- THE REQUEST -
Copy all lines below containing "Inner".

Dataset entries on figures
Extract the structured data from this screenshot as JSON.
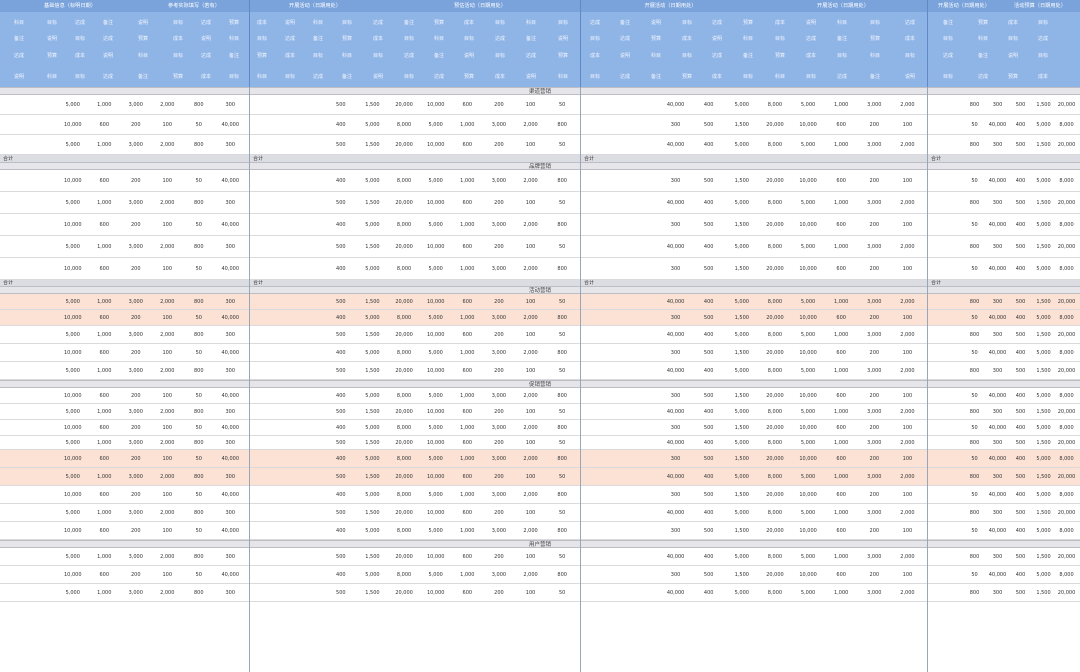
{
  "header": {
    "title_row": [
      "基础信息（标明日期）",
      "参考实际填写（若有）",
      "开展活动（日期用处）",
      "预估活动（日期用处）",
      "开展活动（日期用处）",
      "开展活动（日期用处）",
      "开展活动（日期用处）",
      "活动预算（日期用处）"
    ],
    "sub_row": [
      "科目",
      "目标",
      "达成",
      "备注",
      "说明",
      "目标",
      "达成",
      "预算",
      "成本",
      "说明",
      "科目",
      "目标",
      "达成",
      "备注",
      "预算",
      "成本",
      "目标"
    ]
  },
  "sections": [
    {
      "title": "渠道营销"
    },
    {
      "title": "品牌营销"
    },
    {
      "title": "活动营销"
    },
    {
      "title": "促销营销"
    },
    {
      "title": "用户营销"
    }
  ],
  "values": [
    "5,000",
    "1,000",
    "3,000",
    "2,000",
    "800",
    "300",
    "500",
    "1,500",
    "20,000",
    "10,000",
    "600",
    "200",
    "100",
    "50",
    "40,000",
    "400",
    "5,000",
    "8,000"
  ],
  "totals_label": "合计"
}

--

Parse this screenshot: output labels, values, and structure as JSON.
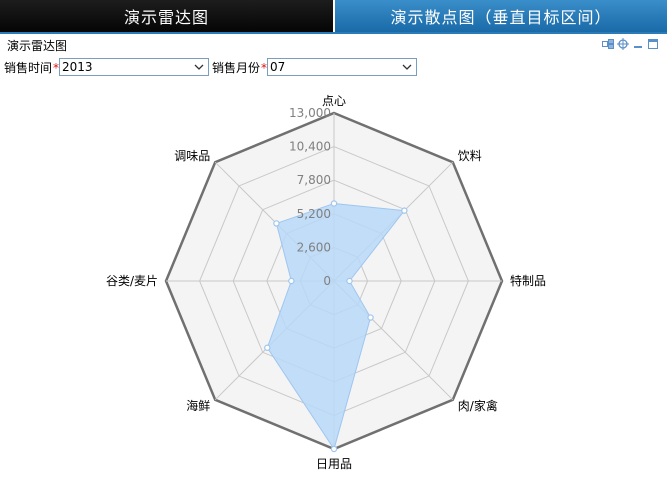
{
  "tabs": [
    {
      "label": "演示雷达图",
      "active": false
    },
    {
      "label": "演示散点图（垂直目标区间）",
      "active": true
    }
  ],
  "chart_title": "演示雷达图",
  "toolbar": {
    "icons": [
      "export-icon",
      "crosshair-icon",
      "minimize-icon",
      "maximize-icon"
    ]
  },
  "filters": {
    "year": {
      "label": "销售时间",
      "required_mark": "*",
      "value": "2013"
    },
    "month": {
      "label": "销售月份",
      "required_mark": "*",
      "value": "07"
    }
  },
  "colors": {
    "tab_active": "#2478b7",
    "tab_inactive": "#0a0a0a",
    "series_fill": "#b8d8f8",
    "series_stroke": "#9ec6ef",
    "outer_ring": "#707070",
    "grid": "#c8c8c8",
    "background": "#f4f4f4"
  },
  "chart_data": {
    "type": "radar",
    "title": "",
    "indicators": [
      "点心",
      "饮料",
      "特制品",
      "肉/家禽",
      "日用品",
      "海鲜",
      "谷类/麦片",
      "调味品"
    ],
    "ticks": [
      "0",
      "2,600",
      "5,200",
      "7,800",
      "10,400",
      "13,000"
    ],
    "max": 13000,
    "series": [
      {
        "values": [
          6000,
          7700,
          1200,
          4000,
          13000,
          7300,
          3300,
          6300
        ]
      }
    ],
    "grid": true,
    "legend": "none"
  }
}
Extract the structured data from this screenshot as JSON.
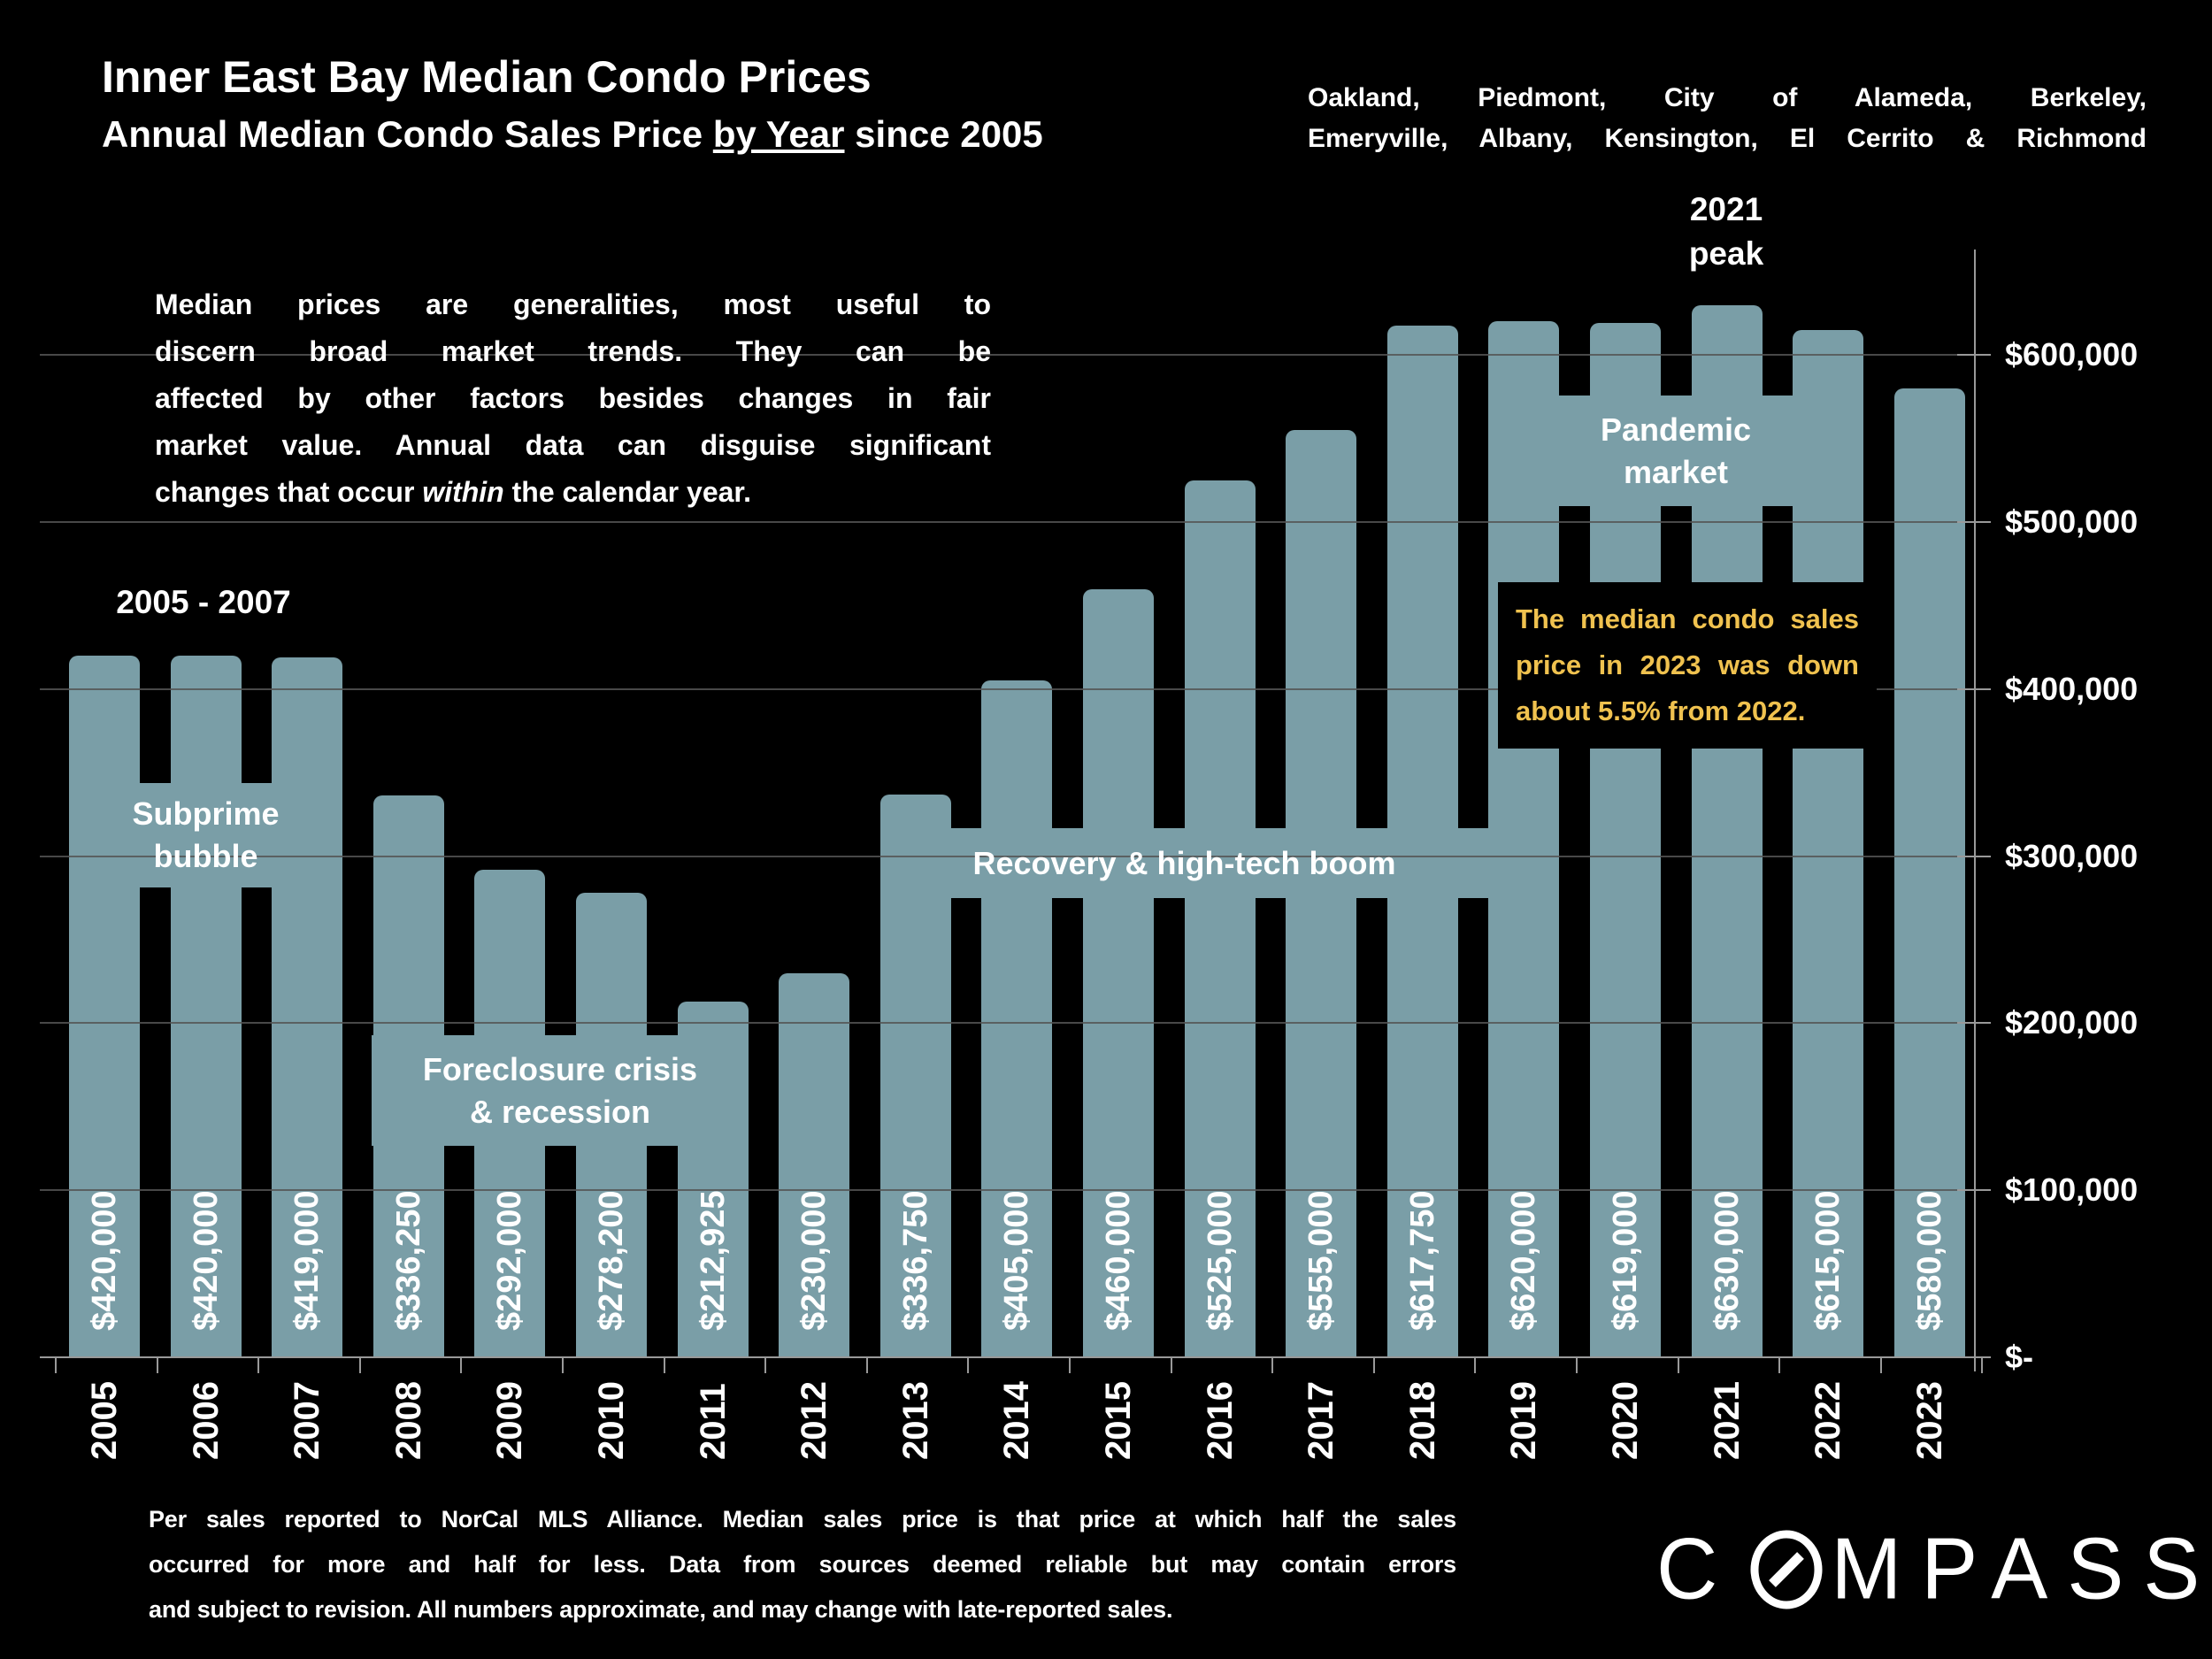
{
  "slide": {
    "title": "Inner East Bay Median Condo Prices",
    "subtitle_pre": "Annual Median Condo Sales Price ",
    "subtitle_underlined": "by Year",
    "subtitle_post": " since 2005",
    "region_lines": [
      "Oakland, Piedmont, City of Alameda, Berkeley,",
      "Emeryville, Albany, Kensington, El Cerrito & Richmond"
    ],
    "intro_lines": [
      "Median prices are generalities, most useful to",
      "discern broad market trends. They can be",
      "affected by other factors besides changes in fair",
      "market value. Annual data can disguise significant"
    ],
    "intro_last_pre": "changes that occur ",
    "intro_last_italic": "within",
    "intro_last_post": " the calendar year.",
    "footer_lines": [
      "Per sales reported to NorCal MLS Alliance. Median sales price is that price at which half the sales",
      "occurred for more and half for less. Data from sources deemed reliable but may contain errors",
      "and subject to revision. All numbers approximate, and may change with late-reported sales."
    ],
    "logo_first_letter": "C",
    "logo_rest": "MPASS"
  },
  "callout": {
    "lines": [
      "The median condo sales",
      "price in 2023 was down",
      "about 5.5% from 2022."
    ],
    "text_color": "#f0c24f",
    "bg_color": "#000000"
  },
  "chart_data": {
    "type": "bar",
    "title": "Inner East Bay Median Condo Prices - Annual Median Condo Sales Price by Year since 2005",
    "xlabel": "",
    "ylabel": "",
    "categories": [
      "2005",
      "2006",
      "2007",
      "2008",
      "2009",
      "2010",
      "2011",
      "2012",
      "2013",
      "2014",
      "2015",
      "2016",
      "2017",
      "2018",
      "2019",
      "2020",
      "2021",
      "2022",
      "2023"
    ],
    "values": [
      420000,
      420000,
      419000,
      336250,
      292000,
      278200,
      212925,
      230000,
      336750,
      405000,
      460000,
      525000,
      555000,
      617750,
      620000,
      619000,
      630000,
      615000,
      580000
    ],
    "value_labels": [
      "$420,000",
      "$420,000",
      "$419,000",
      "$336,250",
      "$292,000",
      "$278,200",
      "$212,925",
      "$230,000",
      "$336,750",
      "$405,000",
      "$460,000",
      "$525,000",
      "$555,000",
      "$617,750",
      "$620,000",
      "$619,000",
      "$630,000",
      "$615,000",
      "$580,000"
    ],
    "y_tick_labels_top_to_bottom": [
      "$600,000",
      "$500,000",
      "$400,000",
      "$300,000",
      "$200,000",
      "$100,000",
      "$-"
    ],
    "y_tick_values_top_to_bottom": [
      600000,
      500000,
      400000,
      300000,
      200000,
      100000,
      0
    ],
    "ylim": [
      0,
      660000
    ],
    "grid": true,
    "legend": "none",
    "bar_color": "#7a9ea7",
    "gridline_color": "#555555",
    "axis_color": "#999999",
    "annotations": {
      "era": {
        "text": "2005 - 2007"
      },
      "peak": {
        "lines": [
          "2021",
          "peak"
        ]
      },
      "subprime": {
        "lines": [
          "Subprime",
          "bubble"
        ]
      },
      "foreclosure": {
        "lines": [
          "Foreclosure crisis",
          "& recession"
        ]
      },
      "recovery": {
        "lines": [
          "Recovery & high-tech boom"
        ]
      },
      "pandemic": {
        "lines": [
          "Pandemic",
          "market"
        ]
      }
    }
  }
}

- OUTPUT OF THE TASK -
    "title": "Inner East Bay Median Condo Prices",
    "title": "Inner East Bay Median Condo Prices - Annual Median Condo Sales Price by Year since 2005",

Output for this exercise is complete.